## start Material provided

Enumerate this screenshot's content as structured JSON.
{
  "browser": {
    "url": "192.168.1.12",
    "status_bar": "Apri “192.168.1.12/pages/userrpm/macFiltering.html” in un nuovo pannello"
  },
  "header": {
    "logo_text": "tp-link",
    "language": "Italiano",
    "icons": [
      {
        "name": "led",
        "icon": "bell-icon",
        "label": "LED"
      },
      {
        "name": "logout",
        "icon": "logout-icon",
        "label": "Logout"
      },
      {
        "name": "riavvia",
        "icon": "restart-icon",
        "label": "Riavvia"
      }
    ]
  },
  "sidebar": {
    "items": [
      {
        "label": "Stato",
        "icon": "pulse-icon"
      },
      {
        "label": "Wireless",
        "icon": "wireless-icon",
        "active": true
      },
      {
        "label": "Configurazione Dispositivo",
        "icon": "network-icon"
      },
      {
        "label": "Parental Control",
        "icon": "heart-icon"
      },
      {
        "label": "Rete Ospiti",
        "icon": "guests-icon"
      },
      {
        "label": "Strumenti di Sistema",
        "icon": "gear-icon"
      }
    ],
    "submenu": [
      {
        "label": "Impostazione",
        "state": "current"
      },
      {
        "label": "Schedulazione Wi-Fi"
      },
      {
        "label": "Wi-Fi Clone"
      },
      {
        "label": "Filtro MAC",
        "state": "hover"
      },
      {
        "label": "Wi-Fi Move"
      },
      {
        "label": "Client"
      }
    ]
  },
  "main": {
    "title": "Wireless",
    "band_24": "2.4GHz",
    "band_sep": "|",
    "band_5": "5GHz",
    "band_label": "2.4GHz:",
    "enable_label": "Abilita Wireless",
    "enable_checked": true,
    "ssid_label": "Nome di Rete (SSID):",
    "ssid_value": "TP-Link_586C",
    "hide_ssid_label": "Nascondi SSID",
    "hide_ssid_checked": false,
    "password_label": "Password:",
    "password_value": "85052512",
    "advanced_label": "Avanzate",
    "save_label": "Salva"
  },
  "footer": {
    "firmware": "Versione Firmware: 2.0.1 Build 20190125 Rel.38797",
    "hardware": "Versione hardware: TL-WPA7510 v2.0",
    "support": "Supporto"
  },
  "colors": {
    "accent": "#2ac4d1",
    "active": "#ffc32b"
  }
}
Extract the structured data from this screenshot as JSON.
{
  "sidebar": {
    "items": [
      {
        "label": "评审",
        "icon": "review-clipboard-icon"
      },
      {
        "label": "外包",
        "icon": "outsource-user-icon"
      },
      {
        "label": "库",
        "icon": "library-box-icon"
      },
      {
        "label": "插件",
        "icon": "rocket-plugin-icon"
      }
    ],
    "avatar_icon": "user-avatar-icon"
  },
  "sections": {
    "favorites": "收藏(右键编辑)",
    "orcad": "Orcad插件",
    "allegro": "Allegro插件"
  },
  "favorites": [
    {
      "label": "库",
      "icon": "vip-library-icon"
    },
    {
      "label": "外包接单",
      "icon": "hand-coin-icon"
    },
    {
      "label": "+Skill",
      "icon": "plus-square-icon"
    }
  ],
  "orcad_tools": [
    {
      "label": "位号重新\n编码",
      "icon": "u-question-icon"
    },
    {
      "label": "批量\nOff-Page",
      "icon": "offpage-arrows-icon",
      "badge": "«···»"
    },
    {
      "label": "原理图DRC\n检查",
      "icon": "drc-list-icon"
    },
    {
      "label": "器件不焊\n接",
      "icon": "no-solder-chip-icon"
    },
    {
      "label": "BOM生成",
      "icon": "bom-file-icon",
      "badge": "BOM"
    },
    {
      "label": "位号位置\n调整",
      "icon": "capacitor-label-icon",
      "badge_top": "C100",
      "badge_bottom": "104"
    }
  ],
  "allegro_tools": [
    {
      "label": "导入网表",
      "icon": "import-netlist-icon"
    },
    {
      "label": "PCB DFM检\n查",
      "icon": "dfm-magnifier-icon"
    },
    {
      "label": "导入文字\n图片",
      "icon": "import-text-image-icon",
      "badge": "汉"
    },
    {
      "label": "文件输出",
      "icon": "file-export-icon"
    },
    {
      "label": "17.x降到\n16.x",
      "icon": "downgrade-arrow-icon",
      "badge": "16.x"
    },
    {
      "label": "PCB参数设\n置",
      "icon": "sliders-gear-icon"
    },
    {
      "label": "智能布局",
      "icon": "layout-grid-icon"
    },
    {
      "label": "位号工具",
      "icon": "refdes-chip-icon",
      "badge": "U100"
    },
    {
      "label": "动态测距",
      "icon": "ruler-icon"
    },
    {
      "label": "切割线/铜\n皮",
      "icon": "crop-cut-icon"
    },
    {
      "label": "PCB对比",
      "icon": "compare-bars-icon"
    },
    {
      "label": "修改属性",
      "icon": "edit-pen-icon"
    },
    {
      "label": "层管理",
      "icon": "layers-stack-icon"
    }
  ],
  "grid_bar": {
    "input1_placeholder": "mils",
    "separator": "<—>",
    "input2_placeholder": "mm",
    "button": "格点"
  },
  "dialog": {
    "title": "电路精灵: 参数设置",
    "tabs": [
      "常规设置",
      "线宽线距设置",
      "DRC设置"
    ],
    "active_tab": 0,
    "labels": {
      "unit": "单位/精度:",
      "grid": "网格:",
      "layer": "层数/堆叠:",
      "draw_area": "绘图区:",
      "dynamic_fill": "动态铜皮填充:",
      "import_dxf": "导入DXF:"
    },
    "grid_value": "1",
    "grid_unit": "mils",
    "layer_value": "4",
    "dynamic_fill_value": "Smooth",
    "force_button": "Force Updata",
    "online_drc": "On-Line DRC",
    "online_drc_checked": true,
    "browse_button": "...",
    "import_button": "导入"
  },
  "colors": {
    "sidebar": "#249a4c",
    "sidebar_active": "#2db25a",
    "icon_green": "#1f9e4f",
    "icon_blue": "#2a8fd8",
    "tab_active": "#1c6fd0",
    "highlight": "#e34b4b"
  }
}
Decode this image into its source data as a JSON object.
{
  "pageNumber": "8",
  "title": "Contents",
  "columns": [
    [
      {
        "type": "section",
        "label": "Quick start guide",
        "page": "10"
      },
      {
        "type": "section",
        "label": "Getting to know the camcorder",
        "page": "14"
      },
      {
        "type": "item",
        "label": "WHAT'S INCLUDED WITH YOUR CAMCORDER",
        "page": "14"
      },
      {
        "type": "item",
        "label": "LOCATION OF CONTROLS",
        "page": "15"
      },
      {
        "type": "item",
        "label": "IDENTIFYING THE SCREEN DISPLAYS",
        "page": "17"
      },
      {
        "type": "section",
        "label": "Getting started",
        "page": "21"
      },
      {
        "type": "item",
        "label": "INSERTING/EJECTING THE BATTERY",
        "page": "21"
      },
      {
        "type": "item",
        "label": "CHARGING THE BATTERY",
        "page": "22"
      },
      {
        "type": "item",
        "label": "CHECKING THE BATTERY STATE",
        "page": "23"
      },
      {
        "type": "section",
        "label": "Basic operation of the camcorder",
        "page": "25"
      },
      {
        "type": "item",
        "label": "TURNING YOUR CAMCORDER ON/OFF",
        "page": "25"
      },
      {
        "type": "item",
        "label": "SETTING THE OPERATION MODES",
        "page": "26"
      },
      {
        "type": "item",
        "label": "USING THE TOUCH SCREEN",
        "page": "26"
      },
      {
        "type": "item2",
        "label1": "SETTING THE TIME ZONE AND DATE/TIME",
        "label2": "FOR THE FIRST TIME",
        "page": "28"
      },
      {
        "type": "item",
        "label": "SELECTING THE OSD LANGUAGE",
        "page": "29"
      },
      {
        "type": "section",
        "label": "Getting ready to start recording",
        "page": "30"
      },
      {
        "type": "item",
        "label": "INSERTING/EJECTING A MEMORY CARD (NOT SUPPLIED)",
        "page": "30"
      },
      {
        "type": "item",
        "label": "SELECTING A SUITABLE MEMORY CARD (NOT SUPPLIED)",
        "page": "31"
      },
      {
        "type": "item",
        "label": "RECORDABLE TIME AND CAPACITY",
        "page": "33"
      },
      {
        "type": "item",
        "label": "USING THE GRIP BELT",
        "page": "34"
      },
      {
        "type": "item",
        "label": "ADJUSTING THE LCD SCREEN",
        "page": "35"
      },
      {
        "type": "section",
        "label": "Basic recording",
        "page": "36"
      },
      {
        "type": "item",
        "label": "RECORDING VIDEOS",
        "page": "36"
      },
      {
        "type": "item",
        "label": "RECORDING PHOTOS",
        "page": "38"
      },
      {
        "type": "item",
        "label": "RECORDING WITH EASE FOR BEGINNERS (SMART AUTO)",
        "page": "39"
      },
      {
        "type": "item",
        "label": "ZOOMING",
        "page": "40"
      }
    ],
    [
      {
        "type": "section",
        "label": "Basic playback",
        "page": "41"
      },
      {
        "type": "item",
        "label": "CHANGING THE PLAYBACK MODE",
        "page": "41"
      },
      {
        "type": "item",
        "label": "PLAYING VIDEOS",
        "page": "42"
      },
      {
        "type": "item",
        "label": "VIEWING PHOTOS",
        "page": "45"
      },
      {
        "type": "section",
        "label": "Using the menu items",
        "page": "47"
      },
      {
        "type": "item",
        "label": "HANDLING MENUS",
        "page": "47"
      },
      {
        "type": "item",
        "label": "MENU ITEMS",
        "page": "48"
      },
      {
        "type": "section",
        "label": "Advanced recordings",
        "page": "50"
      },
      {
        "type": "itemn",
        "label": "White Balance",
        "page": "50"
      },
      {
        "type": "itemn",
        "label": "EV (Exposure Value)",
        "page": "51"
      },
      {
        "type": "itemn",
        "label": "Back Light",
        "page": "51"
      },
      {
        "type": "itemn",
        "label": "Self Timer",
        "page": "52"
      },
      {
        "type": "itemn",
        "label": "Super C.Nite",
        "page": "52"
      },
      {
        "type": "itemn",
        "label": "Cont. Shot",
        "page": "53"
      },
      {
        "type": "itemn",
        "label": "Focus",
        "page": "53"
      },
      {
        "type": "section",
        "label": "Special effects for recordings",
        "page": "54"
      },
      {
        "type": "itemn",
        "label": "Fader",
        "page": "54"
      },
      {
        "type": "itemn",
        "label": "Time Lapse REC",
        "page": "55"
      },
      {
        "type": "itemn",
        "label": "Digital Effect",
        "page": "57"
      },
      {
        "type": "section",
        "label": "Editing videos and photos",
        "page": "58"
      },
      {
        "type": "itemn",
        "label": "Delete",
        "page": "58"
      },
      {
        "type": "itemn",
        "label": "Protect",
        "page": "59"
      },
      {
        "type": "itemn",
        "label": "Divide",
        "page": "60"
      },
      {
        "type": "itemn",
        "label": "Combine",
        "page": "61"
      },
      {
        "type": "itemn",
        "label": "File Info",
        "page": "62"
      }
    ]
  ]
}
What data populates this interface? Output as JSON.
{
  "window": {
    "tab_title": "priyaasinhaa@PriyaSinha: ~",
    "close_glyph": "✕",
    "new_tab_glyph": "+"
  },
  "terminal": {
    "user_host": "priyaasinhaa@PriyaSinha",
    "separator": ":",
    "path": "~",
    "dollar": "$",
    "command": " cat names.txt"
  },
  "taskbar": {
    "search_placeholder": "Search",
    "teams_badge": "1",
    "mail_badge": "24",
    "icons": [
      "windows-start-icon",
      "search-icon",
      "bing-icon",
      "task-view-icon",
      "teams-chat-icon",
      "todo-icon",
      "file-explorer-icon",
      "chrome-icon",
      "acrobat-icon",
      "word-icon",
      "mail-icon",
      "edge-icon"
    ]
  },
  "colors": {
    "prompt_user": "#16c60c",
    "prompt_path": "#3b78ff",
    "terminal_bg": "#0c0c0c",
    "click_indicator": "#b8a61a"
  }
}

## end Material provided

■ The task
From the entries, report each line that includes the word "gear".

■ Task answer
        "icon": "gear-icon"
      "icon": "sliders-gear-icon"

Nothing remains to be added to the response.